▶ **Supplied entries**:
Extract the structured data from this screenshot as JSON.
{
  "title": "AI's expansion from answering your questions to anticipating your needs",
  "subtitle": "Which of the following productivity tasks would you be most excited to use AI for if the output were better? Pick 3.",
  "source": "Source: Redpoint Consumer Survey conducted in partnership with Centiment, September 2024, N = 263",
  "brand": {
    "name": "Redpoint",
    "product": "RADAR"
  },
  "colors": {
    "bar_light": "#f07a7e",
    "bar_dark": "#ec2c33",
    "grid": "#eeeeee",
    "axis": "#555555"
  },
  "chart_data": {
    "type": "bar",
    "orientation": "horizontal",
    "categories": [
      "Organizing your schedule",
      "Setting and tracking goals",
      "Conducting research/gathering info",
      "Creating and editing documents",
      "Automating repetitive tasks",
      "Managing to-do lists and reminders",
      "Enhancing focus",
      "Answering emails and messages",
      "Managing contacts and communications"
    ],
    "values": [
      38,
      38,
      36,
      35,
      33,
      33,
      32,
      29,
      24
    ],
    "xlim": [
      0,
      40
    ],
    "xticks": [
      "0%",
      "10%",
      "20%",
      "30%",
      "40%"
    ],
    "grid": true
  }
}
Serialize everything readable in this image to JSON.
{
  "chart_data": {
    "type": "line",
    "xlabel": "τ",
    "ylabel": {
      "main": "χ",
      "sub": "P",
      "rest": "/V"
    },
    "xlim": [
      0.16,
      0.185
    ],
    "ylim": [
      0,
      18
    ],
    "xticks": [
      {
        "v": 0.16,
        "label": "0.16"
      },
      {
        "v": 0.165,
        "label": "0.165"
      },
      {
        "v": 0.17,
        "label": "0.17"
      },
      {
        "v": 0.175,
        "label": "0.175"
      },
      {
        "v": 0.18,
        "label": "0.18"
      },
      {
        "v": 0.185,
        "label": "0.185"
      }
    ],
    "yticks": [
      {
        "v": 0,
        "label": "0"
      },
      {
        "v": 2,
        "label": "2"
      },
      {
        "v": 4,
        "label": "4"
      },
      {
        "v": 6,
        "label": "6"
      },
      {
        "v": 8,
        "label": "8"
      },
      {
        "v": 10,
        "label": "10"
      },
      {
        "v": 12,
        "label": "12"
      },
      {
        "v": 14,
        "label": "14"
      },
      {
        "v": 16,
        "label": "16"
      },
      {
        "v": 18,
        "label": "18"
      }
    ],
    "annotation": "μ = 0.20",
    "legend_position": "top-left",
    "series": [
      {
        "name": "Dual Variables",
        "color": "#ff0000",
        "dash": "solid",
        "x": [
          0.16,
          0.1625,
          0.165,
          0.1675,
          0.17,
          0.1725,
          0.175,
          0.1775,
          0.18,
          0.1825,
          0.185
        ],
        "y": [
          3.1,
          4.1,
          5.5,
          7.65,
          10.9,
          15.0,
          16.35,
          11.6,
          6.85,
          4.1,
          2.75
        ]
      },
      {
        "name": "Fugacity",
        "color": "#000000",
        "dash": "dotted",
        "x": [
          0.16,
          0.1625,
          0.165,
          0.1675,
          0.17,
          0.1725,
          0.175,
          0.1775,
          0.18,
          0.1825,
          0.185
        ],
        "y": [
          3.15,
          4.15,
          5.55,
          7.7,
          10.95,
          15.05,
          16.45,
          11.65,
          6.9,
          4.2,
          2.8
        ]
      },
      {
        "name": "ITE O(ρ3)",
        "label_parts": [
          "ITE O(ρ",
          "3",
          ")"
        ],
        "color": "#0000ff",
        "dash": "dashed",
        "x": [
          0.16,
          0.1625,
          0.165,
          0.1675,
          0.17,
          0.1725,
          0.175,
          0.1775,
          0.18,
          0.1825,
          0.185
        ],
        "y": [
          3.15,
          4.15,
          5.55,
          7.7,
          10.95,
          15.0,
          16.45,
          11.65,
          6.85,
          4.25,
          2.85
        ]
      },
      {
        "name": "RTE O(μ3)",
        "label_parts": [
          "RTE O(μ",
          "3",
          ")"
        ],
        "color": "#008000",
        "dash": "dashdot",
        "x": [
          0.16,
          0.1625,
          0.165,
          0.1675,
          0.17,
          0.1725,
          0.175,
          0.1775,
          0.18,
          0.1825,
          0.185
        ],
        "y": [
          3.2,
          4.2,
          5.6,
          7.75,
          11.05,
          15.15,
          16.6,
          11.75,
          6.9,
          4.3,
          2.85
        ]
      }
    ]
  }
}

▶ **Stated task**: Gather each line holding the string "Managing".

▶ **Final result**:
      "Managing to-do lists and reminders",
      "Managing contacts and communications"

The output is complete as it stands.